## TASK OBJECTIVE
Transcribe the entries exactly; images are not part of the copy.

## DATA SUPPLIED
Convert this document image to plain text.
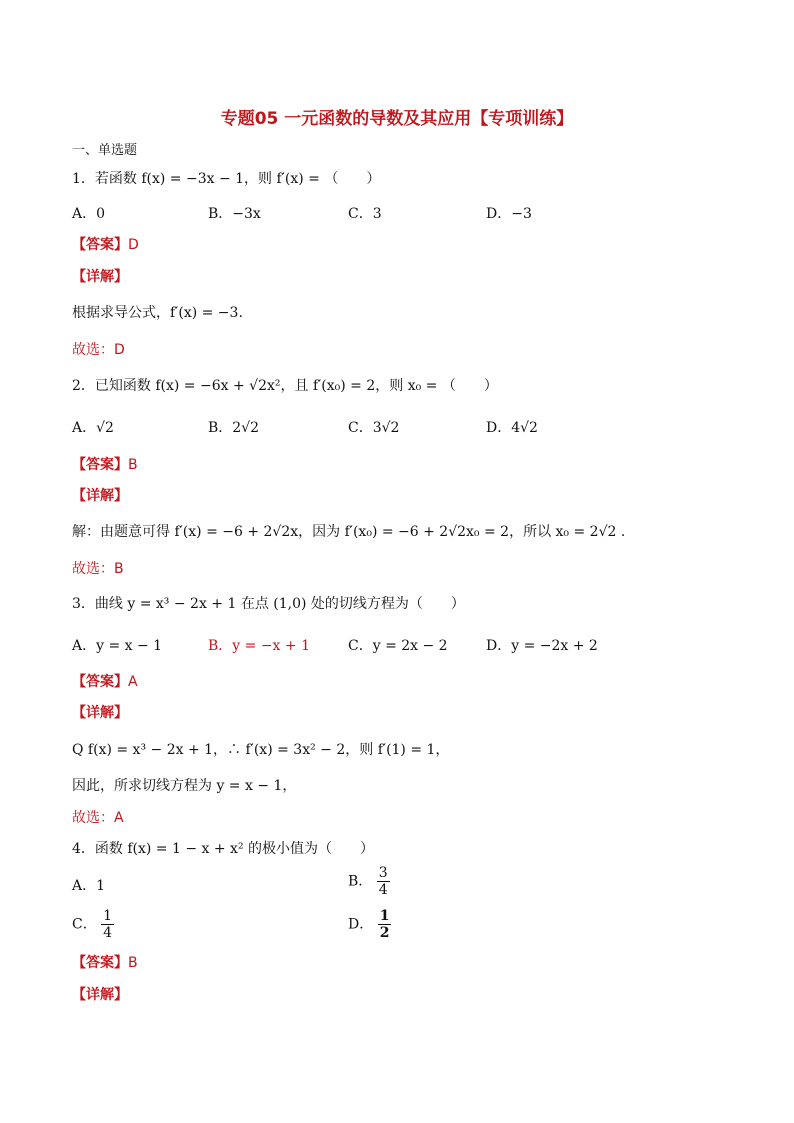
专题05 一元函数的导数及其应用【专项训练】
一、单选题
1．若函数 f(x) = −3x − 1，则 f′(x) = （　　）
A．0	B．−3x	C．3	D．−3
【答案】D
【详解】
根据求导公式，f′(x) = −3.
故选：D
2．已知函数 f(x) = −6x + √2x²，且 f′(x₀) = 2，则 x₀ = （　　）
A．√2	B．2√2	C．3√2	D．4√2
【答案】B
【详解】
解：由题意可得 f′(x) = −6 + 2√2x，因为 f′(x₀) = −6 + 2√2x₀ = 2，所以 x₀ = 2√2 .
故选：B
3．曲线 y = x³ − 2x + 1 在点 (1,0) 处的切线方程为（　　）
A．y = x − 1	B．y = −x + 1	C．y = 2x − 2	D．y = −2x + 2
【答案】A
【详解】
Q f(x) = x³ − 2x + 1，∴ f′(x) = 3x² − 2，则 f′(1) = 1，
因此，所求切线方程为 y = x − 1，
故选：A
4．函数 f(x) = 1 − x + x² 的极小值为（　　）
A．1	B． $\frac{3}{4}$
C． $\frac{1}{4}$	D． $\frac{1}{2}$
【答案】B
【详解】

## RESPONSE TO THIS TASK
Convert this document image to plain text.
专题05 一元函数的导数及其应用【专项训练】
一、单选题
1．若函数 f(x) = −3x − 1，则 f′(x) = （　　）
A．0	B．−3x	C．3	D．−3
【答案】D
【详解】
根据求导公式，f′(x) = −3.
故选：D
2．已知函数 f(x) = −6x + √2x²，且 f′(x₀) = 2，则 x₀ = （　　）
A．√2	B．2√2	C．3√2	D．4√2
【答案】B
【详解】
解：由题意可得 f′(x) = −6 + 2√2x，因为 f′(x₀) = −6 + 2√2x₀ = 2，所以 x₀ = 2√2 .
故选：B
3．曲线 y = x³ − 2x + 1 在点 (1,0) 处的切线方程为（　　）
A．y = x − 1	B．y = −x + 1	C．y = 2x − 2	D．y = −2x + 2
【答案】A
【详解】
Q f(x) = x³ − 2x + 1，∴ f′(x) = 3x² − 2，则 f′(1) = 1，
因此，所求切线方程为 y = x − 1，
故选：A
4．函数 f(x) = 1 − x + x² 的极小值为（　　）
A．1	B． $\frac{3}{4}$
C． $\frac{1}{4}$	D． $\frac{1}{2}$
【答案】B
【详解】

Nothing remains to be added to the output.